**WHAT IS ASKED:** Quote every line below exactly and skip any picture.

**INPUT:**

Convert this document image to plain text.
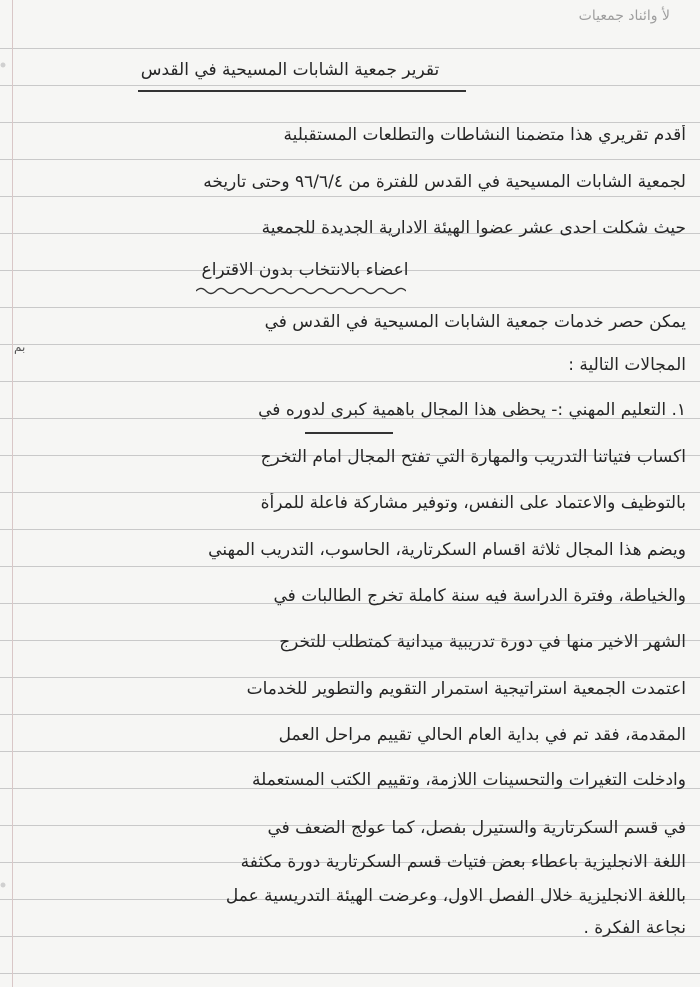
لأ وائناد جمعيات
تقرير جمعية الشابات المسيحية في القدس
أقدم تقريري هذا متضمنا النشاطات والتطلعات المستقبلية
لجمعية الشابات المسيحية في القدس للفترة من ٩٦/٦/٤ وحتى تاريخه
حيث شكلت احدى عشر عضوا الهيئة الادارية الجديدة للجمعية
اعضاء بالانتخاب بدون الاقتراع
يمكن حصر خدمات جمعية الشابات المسيحية في القدس في
بم
المجالات التالية :
١. التعليم المهني :- يحظى هذا المجال باهمية كبرى لدوره في
اكساب فتياتنا التدريب والمهارة التي تفتح المجال امام التخرج
بالتوظيف والاعتماد على النفس، وتوفير مشاركة فاعلة للمرأة
ويضم هذا المجال ثلاثة اقسام السكرتارية، الحاسوب، التدريب المهني
والخياطة، وفترة الدراسة فيه سنة كاملة تخرج الطالبات في
الشهر الاخير منها في دورة تدريبية ميدانية كمتطلب للتخرج
اعتمدت الجمعية استراتيجية استمرار التقويم والتطوير للخدمات
المقدمة، فقد تم في بداية العام الحالي تقييم مراحل العمل
وادخلت التغيرات والتحسينات اللازمة، وتقييم الكتب المستعملة
في قسم السكرتارية والستيرل بفصل، كما عولج الضعف في
اللغة الانجليزية باعطاء بعض فتيات قسم السكرتارية دورة مكثفة
باللغة الانجليزية خلال الفصل الاول، وعرضت الهيئة التدريسية عمل
نجاعة الفكرة .
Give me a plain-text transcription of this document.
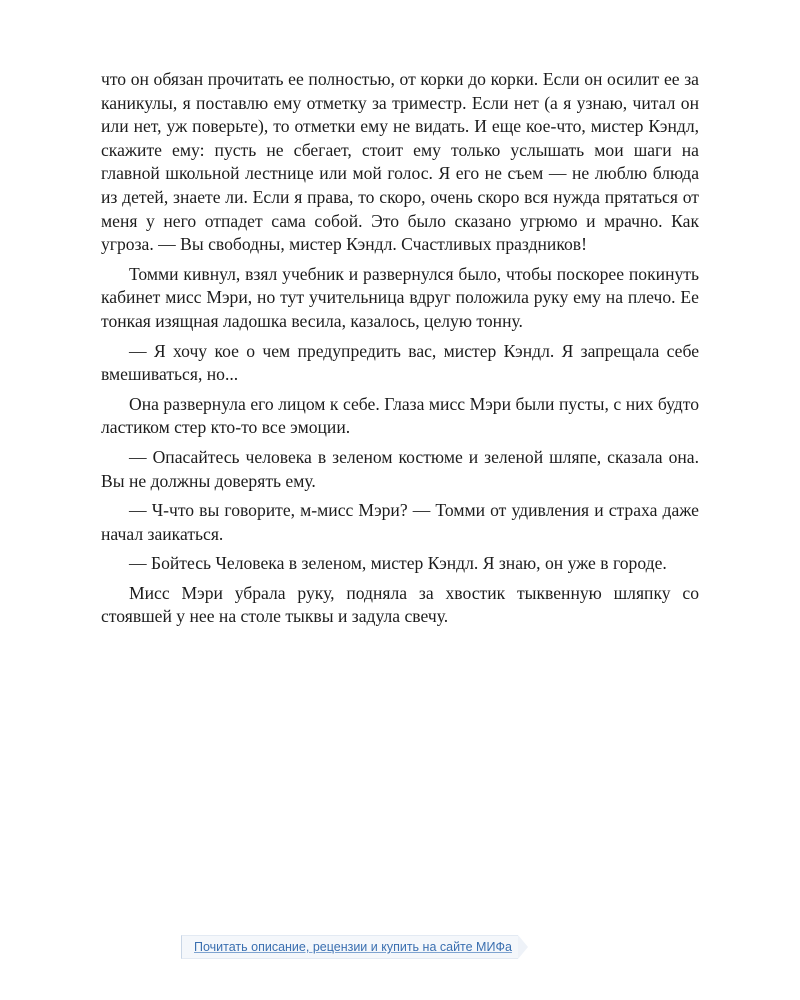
что он обязан прочитать ее полностью, от корки до корки. Если он осилит ее за каникулы, я поставлю ему отметку за триместр. Если нет (а я узнаю, читал он или нет, уж поверьте), то отметки ему не видать. И еще кое-что, мистер Кэндл, скажите ему: пусть не сбегает, стоит ему только услышать мои шаги на главной школьной лестнице или мой голос. Я его не съем — не люблю блюда из детей, знаете ли. Если я права, то скоро, очень скоро вся нужда прятаться от меня у него отпадет сама собой. Это было сказано угрюмо и мрачно. Как угроза. — Вы свободны, мистер Кэндл. Счастливых праздников!

Томми кивнул, взял учебник и развернулся было, чтобы поскорее покинуть кабинет мисс Мэри, но тут учительница вдруг положила руку ему на плечо. Ее тонкая изящная ладошка весила, казалось, целую тонну.

— Я хочу кое о чем предупредить вас, мистер Кэндл. Я запрещала себе вмешиваться, но...

Она развернула его лицом к себе. Глаза мисс Мэри были пусты, с них будто ластиком стер кто-то все эмоции.

— Опасайтесь человека в зеленом костюме и зеленой шляпе, сказала она. Вы не должны доверять ему.

— Ч-что вы говорите, м-мисс Мэри? — Томми от удивления и страха даже начал заикаться.

— Бойтесь Человека в зеленом, мистер Кэндл. Я знаю, он уже в городе.

Мисс Мэри убрала руку, подняла за хвостик тыквенную шляпку со стоявшей у нее на столе тыквы и задула свечу.

Почитать описание, рецензии и купить на сайте МИФа
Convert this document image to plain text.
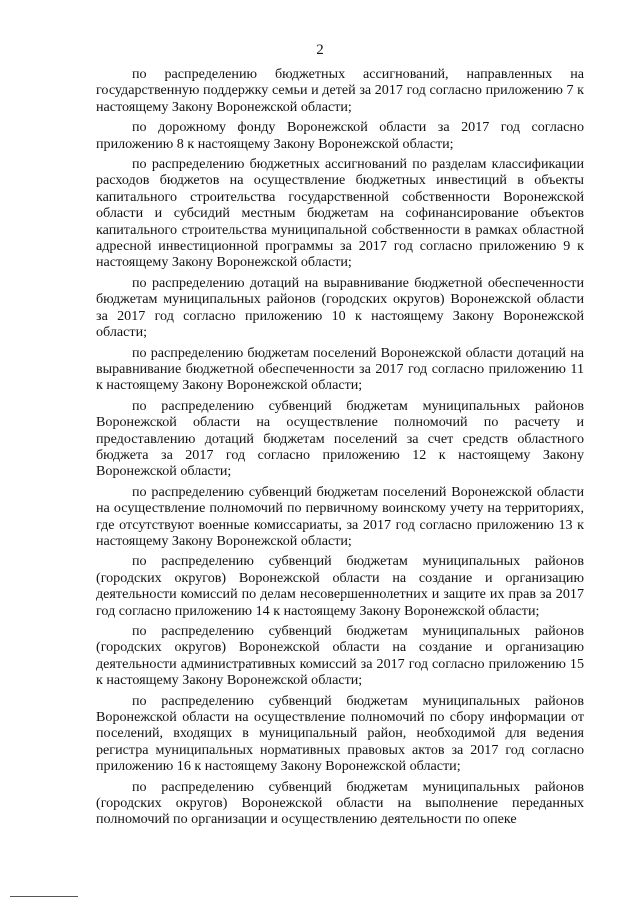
2

по распределению бюджетных ассигнований, направленных на государственную поддержку семьи и детей за 2017 год согласно приложению 7 к настоящему Закону Воронежской области;

по дорожному фонду Воронежской области за 2017 год согласно приложению 8 к настоящему Закону Воронежской области;

по распределению бюджетных ассигнований по разделам классификации расходов бюджетов на осуществление бюджетных инвестиций в объекты капитального строительства государственной собственности Воронежской области и субсидий местным бюджетам на софинансирование объектов капитального строительства муниципальной собственности в рамках областной адресной инвестиционной программы за 2017 год согласно приложению 9 к настоящему Закону Воронежской области;

по распределению дотаций на выравнивание бюджетной обеспеченности бюджетам муниципальных районов (городских округов) Воронежской области за 2017 год согласно приложению 10 к настоящему Закону Воронежской области;

по распределению бюджетам поселений Воронежской области дотаций на выравнивание бюджетной обеспеченности за 2017 год согласно приложению 11 к настоящему Закону Воронежской области;

по распределению субвенций бюджетам муниципальных районов Воронежской области на осуществление полномочий по расчету и предоставлению дотаций бюджетам поселений за счет средств областного бюджета за 2017 год согласно приложению 12 к настоящему Закону Воронежской области;

по распределению субвенций бюджетам поселений Воронежской области на осуществление полномочий по первичному воинскому учету на территориях, где отсутствуют военные комиссариаты, за 2017 год согласно приложению 13 к настоящему Закону Воронежской области;

по распределению субвенций бюджетам муниципальных районов (городских округов) Воронежской области на создание и организацию деятельности комиссий по делам несовершеннолетних и защите их прав за 2017 год согласно приложению 14 к настоящему Закону Воронежской области;

по распределению субвенций бюджетам муниципальных районов (городских округов) Воронежской области на создание и организацию деятельности административных комиссий за 2017 год согласно приложению 15 к настоящему Закону Воронежской области;

по распределению субвенций бюджетам муниципальных районов Воронежской области на осуществление полномочий по сбору информации от поселений, входящих в муниципальный район, необходимой для ведения регистра муниципальных нормативных правовых актов за 2017 год согласно приложению 16 к настоящему Закону Воронежской области;

по распределению субвенций бюджетам муниципальных районов (городских округов) Воронежской области на выполнение переданных полномочий по организации и осуществлению деятельности по опеке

**OUTPUT FOR THIS EXERCISE:**
Convert this document image to plain text.
لأ وائناد جمعيات
تقرير جمعية الشابات المسيحية في القدس
أقدم تقريري هذا متضمنا النشاطات والتطلعات المستقبلية
لجمعية الشابات المسيحية في القدس للفترة من ٩٦/٦/٤ وحتى تاريخه
حيث شكلت احدى عشر عضوا الهيئة الادارية الجديدة للجمعية
اعضاء بالانتخاب بدون الاقتراع
يمكن حصر خدمات جمعية الشابات المسيحية في القدس في
بم
المجالات التالية :
١. التعليم المهني :- يحظى هذا المجال باهمية كبرى لدوره في
اكساب فتياتنا التدريب والمهارة التي تفتح المجال امام التخرج
بالتوظيف والاعتماد على النفس، وتوفير مشاركة فاعلة للمرأة
ويضم هذا المجال ثلاثة اقسام السكرتارية، الحاسوب، التدريب المهني
والخياطة، وفترة الدراسة فيه سنة كاملة تخرج الطالبات في
الشهر الاخير منها في دورة تدريبية ميدانية كمتطلب للتخرج
اعتمدت الجمعية استراتيجية استمرار التقويم والتطوير للخدمات
المقدمة، فقد تم في بداية العام الحالي تقييم مراحل العمل
وادخلت التغيرات والتحسينات اللازمة، وتقييم الكتب المستعملة
في قسم السكرتارية والستيرل بفصل، كما عولج الضعف في
اللغة الانجليزية باعطاء بعض فتيات قسم السكرتارية دورة مكثفة
باللغة الانجليزية خلال الفصل الاول، وعرضت الهيئة التدريسية عمل
نجاعة الفكرة .
Give me a plain-text transcription of this document.
что он обязан прочитать ее полностью, от корки до корки. Если он осилит ее за каникулы, я поставлю ему отметку за триместр. Если нет (а я узнаю, читал он или нет, уж поверьте), то отметки ему не видать. И еще кое-что, мистер Кэндл, скажите ему: пусть не сбегает, стоит ему только услышать мои шаги на главной школьной лестнице или мой голос. Я его не съем — не люблю блюда из детей, знаете ли. Если я права, то скоро, очень скоро вся нужда прятаться от меня у него отпадет сама собой. Это было сказано угрюмо и мрачно. Как угроза. — Вы свободны, мистер Кэндл. Счастливых праздников!

Томми кивнул, взял учебник и развернулся было, чтобы поскорее покинуть кабинет мисс Мэри, но тут учительница вдруг положила руку ему на плечо. Ее тонкая изящная ладошка весила, казалось, целую тонну.

— Я хочу кое о чем предупредить вас, мистер Кэндл. Я запрещала себе вмешиваться, но...

Она развернула его лицом к себе. Глаза мисс Мэри были пусты, с них будто ластиком стер кто-то все эмоции.

— Опасайтесь человека в зеленом костюме и зеленой шляпе, сказала она. Вы не должны доверять ему.

— Ч-что вы говорите, м-мисс Мэри? — Томми от удивления и страха даже начал заикаться.

— Бойтесь Человека в зеленом, мистер Кэндл. Я знаю, он уже в городе.

Мисс Мэри убрала руку, подняла за хвостик тыквенную шляпку со стоявшей у нее на столе тыквы и задула свечу.

Почитать описание, рецензии и купить на сайте МИФа
Convert this document image to plain text.
2

по распределению бюджетных ассигнований, направленных на государственную поддержку семьи и детей за 2017 год согласно приложению 7 к настоящему Закону Воронежской области;

по дорожному фонду Воронежской области за 2017 год согласно приложению 8 к настоящему Закону Воронежской области;

по распределению бюджетных ассигнований по разделам классификации расходов бюджетов на осуществление бюджетных инвестиций в объекты капитального строительства государственной собственности Воронежской области и субсидий местным бюджетам на софинансирование объектов капитального строительства муниципальной собственности в рамках областной адресной инвестиционной программы за 2017 год согласно приложению 9 к настоящему Закону Воронежской области;

по распределению дотаций на выравнивание бюджетной обеспеченности бюджетам муниципальных районов (городских округов) Воронежской области за 2017 год согласно приложению 10 к настоящему Закону Воронежской области;

по распределению бюджетам поселений Воронежской области дотаций на выравнивание бюджетной обеспеченности за 2017 год согласно приложению 11 к настоящему Закону Воронежской области;

по распределению субвенций бюджетам муниципальных районов Воронежской области на осуществление полномочий по расчету и предоставлению дотаций бюджетам поселений за счет средств областного бюджета за 2017 год согласно приложению 12 к настоящему Закону Воронежской области;

по распределению субвенций бюджетам поселений Воронежской области на осуществление полномочий по первичному воинскому учету на территориях, где отсутствуют военные комиссариаты, за 2017 год согласно приложению 13 к настоящему Закону Воронежской области;

по распределению субвенций бюджетам муниципальных районов (городских округов) Воронежской области на создание и организацию деятельности комиссий по делам несовершеннолетних и защите их прав за 2017 год согласно приложению 14 к настоящему Закону Воронежской области;

по распределению субвенций бюджетам муниципальных районов (городских округов) Воронежской области на создание и организацию деятельности административных комиссий за 2017 год согласно приложению 15 к настоящему Закону Воронежской области;

по распределению субвенций бюджетам муниципальных районов Воронежской области на осуществление полномочий по сбору информации от поселений, входящих в муниципальный район, необходимой для ведения регистра муниципальных нормативных правовых актов за 2017 год согласно приложению 16 к настоящему Закону Воронежской области;

по распределению субвенций бюджетам муниципальных районов (городских округов) Воронежской области на выполнение переданных полномочий по организации и осуществлению деятельности по опеке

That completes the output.